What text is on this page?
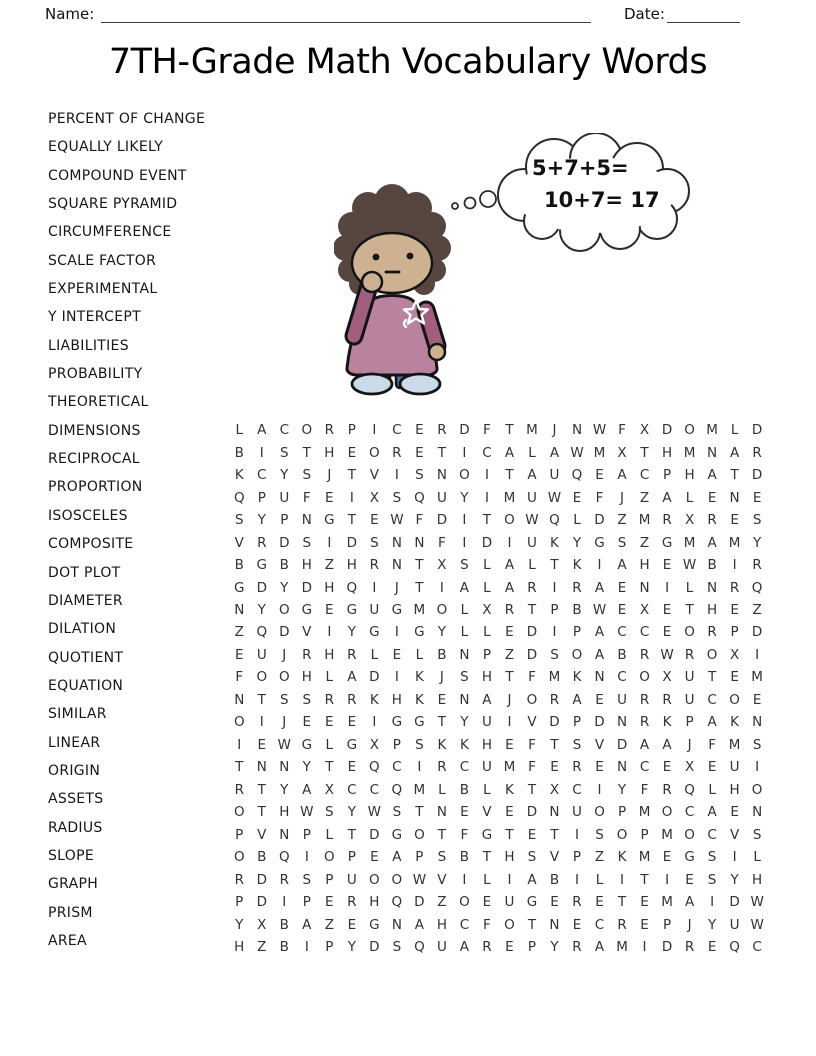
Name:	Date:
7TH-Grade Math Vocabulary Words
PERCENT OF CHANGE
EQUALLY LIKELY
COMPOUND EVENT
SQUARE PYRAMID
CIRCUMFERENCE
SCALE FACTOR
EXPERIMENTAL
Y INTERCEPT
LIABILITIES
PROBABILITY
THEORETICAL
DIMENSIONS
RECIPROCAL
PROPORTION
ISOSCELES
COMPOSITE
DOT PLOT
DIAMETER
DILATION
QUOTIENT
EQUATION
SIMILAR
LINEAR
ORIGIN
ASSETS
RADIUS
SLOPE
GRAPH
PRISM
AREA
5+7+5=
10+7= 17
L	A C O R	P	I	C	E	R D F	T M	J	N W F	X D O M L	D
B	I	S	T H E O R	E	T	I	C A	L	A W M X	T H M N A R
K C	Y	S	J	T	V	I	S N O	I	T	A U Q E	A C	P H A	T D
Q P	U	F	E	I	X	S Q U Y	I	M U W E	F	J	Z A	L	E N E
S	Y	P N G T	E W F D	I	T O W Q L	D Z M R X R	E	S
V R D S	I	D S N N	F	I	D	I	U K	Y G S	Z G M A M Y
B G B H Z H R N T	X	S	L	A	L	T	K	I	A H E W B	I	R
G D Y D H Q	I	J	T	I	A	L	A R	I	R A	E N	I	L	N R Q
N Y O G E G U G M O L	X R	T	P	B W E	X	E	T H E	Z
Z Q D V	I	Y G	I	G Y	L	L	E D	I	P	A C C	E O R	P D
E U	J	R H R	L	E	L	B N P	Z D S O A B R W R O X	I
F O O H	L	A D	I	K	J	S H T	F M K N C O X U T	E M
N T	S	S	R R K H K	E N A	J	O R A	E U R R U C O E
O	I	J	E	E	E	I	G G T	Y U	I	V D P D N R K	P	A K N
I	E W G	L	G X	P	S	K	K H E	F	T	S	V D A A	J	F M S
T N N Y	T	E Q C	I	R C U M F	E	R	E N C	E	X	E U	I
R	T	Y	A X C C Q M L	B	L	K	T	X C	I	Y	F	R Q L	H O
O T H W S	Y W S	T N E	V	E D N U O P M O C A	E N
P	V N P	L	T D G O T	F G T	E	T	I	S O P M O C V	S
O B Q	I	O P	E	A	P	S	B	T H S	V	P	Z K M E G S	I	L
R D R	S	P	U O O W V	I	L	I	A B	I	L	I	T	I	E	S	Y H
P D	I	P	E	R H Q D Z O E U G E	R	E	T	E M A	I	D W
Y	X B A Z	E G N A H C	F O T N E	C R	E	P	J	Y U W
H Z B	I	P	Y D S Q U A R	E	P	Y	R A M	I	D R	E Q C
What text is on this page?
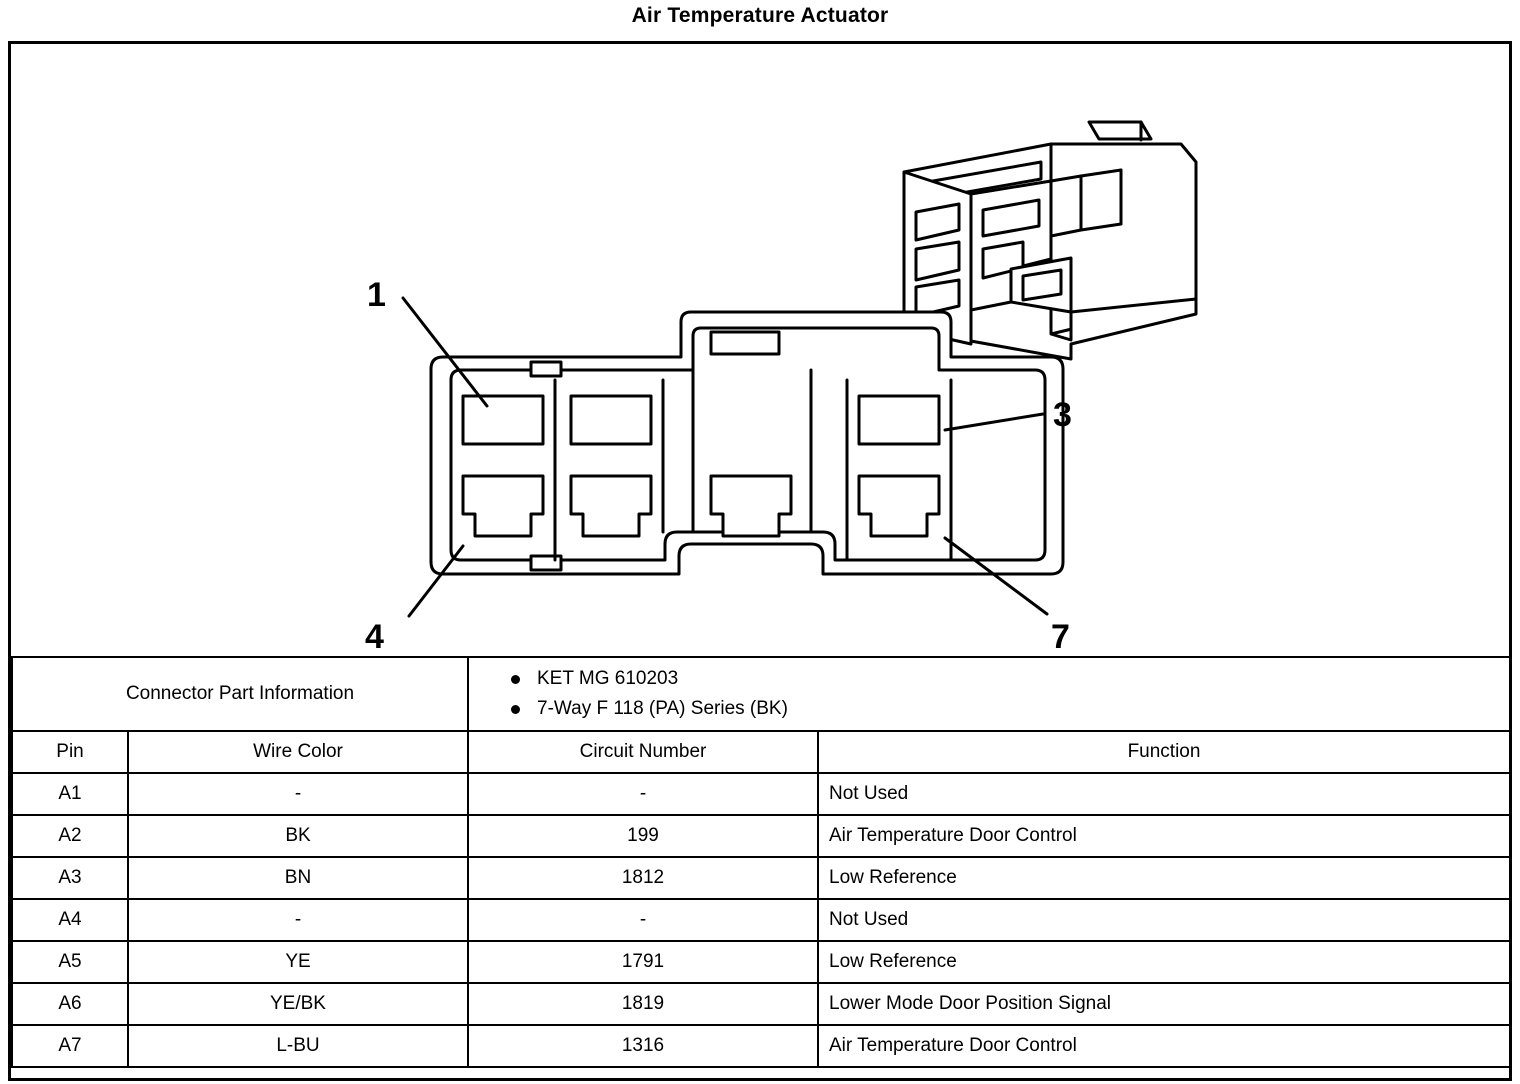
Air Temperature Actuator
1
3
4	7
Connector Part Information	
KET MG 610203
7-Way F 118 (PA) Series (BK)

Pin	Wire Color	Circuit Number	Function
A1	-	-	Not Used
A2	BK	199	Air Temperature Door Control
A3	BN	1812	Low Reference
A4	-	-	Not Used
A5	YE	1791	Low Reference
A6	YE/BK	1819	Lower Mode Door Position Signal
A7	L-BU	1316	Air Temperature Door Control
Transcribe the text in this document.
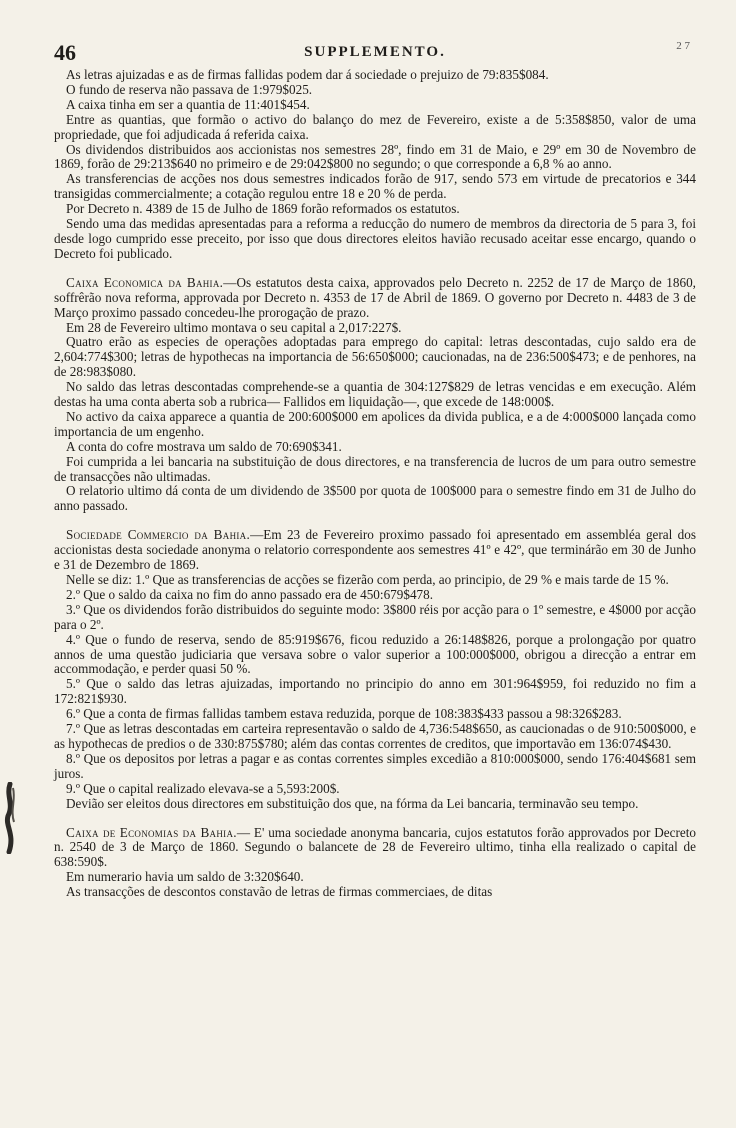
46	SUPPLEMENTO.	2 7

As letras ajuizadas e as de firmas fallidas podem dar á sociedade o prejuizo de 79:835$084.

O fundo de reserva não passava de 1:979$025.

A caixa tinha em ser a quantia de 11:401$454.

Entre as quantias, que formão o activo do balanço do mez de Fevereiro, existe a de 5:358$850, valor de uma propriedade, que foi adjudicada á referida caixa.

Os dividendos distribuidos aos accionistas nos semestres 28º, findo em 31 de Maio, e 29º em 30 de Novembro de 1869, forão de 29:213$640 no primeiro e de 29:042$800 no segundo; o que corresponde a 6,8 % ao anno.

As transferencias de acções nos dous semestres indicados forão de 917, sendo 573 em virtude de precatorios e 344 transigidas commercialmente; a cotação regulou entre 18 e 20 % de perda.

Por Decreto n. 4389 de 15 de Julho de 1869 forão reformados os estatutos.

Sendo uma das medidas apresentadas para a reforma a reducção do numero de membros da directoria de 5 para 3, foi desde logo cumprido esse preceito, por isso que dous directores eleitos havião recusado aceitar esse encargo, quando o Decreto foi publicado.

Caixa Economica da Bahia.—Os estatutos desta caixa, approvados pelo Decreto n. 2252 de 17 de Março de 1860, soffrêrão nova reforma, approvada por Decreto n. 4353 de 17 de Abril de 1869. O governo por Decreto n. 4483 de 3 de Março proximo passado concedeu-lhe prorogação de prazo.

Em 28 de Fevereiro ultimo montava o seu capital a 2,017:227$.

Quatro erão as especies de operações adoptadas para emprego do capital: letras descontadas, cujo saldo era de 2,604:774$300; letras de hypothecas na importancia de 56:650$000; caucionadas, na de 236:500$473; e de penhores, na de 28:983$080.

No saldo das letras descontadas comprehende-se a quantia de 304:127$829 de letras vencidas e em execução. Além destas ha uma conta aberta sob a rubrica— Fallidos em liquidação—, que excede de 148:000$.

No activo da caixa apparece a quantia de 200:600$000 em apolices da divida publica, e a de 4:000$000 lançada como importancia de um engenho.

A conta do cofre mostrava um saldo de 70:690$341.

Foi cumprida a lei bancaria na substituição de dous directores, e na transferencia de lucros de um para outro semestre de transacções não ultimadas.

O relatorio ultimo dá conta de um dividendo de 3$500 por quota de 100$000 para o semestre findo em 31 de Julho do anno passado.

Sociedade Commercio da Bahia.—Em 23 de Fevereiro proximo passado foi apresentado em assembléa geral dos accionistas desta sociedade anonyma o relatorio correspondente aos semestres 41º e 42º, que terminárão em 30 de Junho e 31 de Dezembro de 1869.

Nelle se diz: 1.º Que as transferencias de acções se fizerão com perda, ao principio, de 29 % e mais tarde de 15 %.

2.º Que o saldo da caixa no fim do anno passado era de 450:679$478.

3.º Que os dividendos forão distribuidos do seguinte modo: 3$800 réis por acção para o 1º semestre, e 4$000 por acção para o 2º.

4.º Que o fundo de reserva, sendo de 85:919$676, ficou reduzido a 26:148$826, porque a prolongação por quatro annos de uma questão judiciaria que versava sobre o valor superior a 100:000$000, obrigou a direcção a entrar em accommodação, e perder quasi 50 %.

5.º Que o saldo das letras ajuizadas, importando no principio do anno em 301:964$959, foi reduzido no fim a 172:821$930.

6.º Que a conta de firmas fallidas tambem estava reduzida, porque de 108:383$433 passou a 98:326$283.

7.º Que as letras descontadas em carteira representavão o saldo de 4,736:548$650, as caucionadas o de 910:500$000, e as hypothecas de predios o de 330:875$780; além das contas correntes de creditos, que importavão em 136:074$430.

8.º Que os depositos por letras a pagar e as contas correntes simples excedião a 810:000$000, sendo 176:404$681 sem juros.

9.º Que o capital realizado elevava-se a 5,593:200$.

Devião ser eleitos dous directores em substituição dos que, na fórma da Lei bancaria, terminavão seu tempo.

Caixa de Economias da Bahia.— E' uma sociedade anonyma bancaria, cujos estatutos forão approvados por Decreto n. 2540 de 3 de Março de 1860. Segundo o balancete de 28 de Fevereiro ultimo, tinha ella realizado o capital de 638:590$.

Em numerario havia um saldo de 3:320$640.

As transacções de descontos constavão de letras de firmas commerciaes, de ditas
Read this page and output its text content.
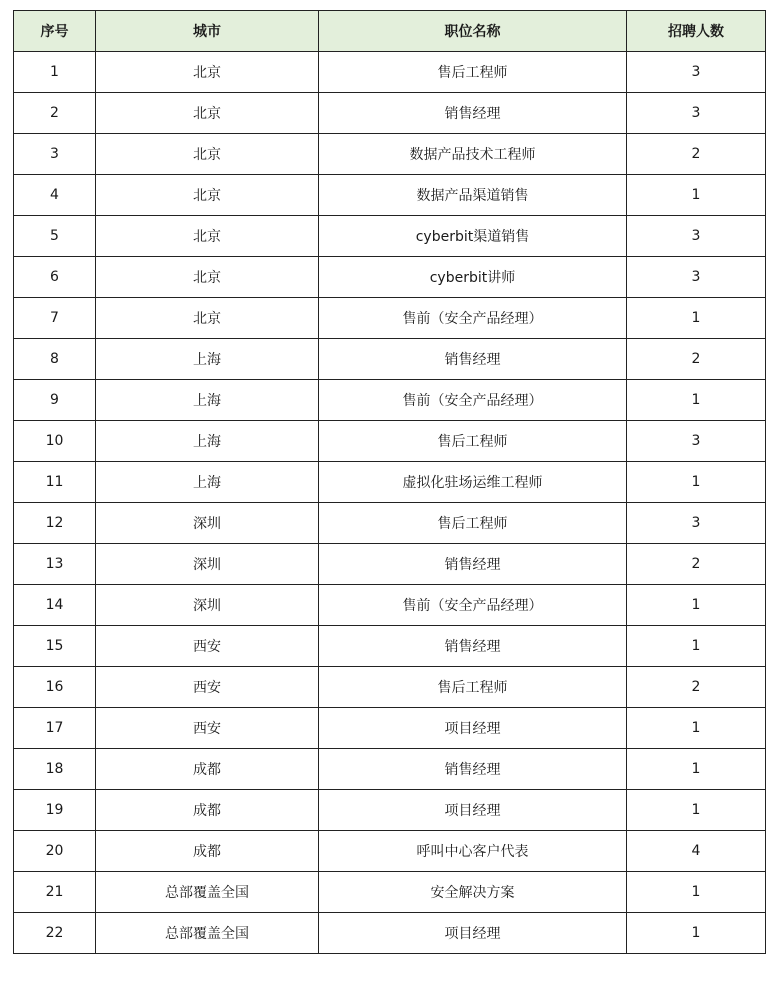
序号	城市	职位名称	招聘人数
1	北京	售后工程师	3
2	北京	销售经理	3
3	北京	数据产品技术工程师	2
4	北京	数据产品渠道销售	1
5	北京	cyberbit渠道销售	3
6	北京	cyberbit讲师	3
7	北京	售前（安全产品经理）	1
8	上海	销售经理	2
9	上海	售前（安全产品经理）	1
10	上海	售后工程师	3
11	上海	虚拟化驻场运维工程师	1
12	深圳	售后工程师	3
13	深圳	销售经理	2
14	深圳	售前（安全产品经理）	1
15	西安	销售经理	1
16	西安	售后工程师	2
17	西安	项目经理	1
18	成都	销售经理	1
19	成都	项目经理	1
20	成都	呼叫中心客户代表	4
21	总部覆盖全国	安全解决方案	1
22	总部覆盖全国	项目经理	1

^^^^

> [GOAL]:
Repeat exactly the lines from the one containing "Read this page and output its text content." to the last line of the records above, including both, and leave out any pictures.

> [ANSWER TO THIS TASK]:
Read this page and output its text content.
序号	城市	职位名称	招聘人数
1	北京	售后工程师	3
2	北京	销售经理	3
3	北京	数据产品技术工程师	2
4	北京	数据产品渠道销售	1
5	北京	cyberbit渠道销售	3
6	北京	cyberbit讲师	3
7	北京	售前（安全产品经理）	1
8	上海	销售经理	2
9	上海	售前（安全产品经理）	1
10	上海	售后工程师	3
11	上海	虚拟化驻场运维工程师	1
12	深圳	售后工程师	3
13	深圳	销售经理	2
14	深圳	售前（安全产品经理）	1
15	西安	销售经理	1
16	西安	售后工程师	2
17	西安	项目经理	1
18	成都	销售经理	1
19	成都	项目经理	1
20	成都	呼叫中心客户代表	4
21	总部覆盖全国	安全解决方案	1
22	总部覆盖全国	项目经理	1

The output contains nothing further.